> [Instructions for the task]
Set down, word for word, the lines from the one holding "Read out every word on this page." to the final line, both included, and skip the pictures.

*** Information shown ***

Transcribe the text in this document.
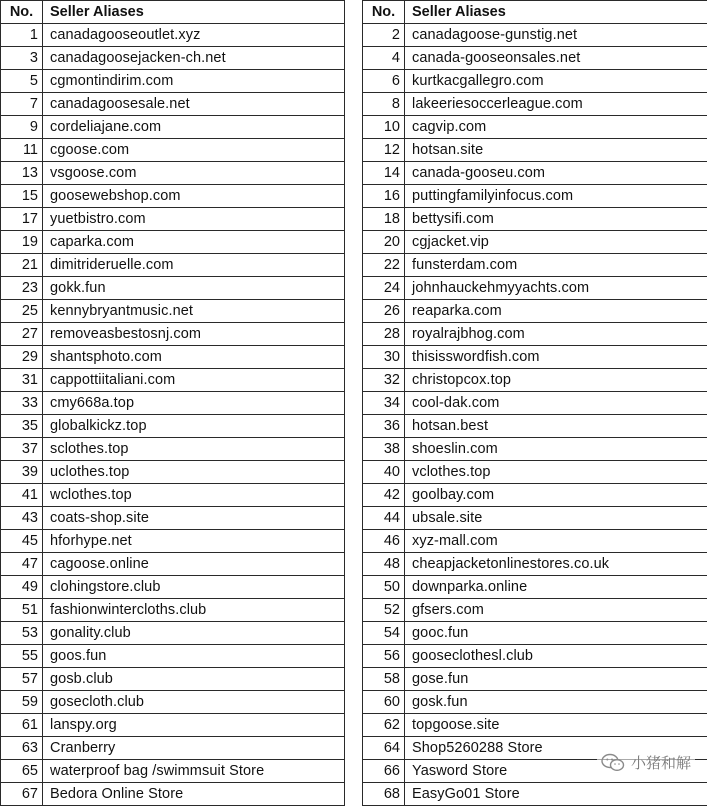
No.	Seller Aliases
1	canadagooseoutlet.xyz
3	canadagoosejacken-ch.net
5	cgmontindirim.com
7	canadagoosesale.net
9	cordeliajane.com
11	cgoose.com
13	vsgoose.com
15	goosewebshop.com
17	yuetbistro.com
19	caparka.com
21	dimitrideruelle.com
23	gokk.fun
25	kennybryantmusic.net
27	removeasbestosnj.com
29	shantsphoto.com
31	cappottiitaliani.com
33	cmy668a.top
35	globalkickz.top
37	sclothes.top
39	uclothes.top
41	wclothes.top
43	coats-shop.site
45	hforhype.net
47	cagoose.online
49	clohingstore.club
51	fashionwintercloths.club
53	gonality.club
55	goos.fun
57	gosb.club
59	gosecloth.club
61	lanspy.org
63	Cranberry
65	waterproof bag /swimmsuit Store
67	Bedora Online Store
No.	Seller Aliases
2	canadagoose-gunstig.net
4	canada-gooseonsales.net
6	kurtkacgallegro.com
8	lakeeriesoccerleague.com
10	cagvip.com
12	hotsan.site
14	canada-gooseu.com
16	puttingfamilyinfocus.com
18	bettysifi.com
20	cgjacket.vip
22	funsterdam.com
24	johnhauckehmyyachts.com
26	reaparka.com
28	royalrajbhog.com
30	thisisswordfish.com
32	christopcox.top
34	cool-dak.com
36	hotsan.best
38	shoeslin.com
40	vclothes.top
42	goolbay.com
44	ubsale.site
46	xyz-mall.com
48	cheapjacketonlinestores.co.uk
50	downparka.online
52	gfsers.com
54	gooc.fun
56	gooseclothesl.club
58	gose.fun
60	gosk.fun
62	topgoose.site
64	Shop5260288 Store
66	Yasword Store
68	EasyGo01 Store
小猪和解
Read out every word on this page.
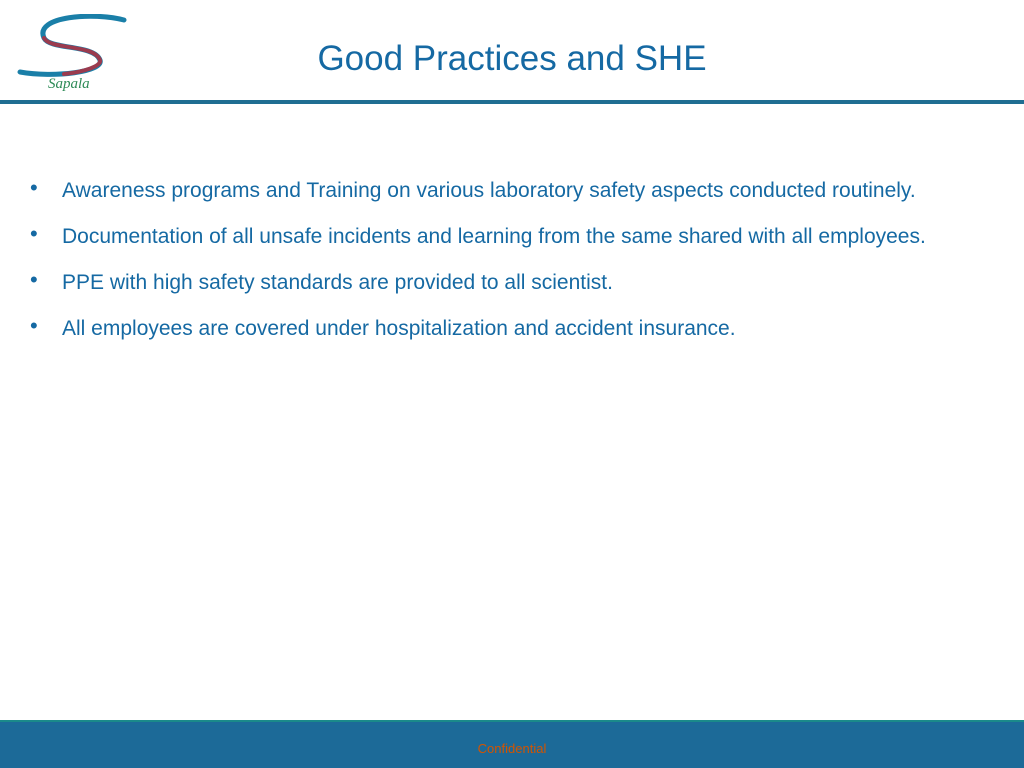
Sapala
Good Practices and SHE
•	Awareness programs and Training on various laboratory safety aspects conducted routinely.
•	Documentation of all unsafe incidents and learning from the same shared with all employees.
•	PPE with high safety standards are provided to all scientist.
•	All employees are covered under hospitalization and accident insurance.
Confidential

***

> [Written answer]
Read out every word on this page.
Sapala
Good Practices and SHE
•	Awareness programs and Training on various laboratory safety aspects conducted routinely.
•	Documentation of all unsafe incidents and learning from the same shared with all employees.
•	PPE with high safety standards are provided to all scientist.
•	All employees are covered under hospitalization and accident insurance.
Confidential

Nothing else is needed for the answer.